Data records:
=-=-=-=-=

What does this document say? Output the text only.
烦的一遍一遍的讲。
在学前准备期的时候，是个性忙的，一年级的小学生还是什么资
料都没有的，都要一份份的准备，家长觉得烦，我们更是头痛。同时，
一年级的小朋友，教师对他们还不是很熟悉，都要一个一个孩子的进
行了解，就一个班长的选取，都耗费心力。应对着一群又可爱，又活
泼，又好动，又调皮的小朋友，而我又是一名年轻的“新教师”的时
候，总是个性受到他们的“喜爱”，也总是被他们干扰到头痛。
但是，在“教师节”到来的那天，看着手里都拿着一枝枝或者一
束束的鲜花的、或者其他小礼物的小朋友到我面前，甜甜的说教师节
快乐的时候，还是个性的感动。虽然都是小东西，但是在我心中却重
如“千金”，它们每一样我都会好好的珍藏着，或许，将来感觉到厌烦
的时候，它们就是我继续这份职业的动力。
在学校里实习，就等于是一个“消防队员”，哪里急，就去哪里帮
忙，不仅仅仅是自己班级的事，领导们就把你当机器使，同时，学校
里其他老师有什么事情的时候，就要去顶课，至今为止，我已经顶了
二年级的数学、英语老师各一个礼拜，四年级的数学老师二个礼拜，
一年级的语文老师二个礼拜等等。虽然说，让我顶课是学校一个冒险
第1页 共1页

=-=-=-=-=

*Aim*. Retype all the material above precisely, with no line left out.

*Written response*.
What does this document say? Output the text only.
烦的一遍一遍的讲。
在学前准备期的时候，是个性忙的，一年级的小学生还是什么资
料都没有的，都要一份份的准备，家长觉得烦，我们更是头痛。同时，
一年级的小朋友，教师对他们还不是很熟悉，都要一个一个孩子的进
行了解，就一个班长的选取，都耗费心力。应对着一群又可爱，又活
泼，又好动，又调皮的小朋友，而我又是一名年轻的“新教师”的时
候，总是个性受到他们的“喜爱”，也总是被他们干扰到头痛。
但是，在“教师节”到来的那天，看着手里都拿着一枝枝或者一
束束的鲜花的、或者其他小礼物的小朋友到我面前，甜甜的说教师节
快乐的时候，还是个性的感动。虽然都是小东西，但是在我心中却重
如“千金”，它们每一样我都会好好的珍藏着，或许，将来感觉到厌烦
的时候，它们就是我继续这份职业的动力。
在学校里实习，就等于是一个“消防队员”，哪里急，就去哪里帮
忙，不仅仅仅是自己班级的事，领导们就把你当机器使，同时，学校
里其他老师有什么事情的时候，就要去顶课，至今为止，我已经顶了
二年级的数学、英语老师各一个礼拜，四年级的数学老师二个礼拜，
一年级的语文老师二个礼拜等等。虽然说，让我顶课是学校一个冒险
第1页 共1页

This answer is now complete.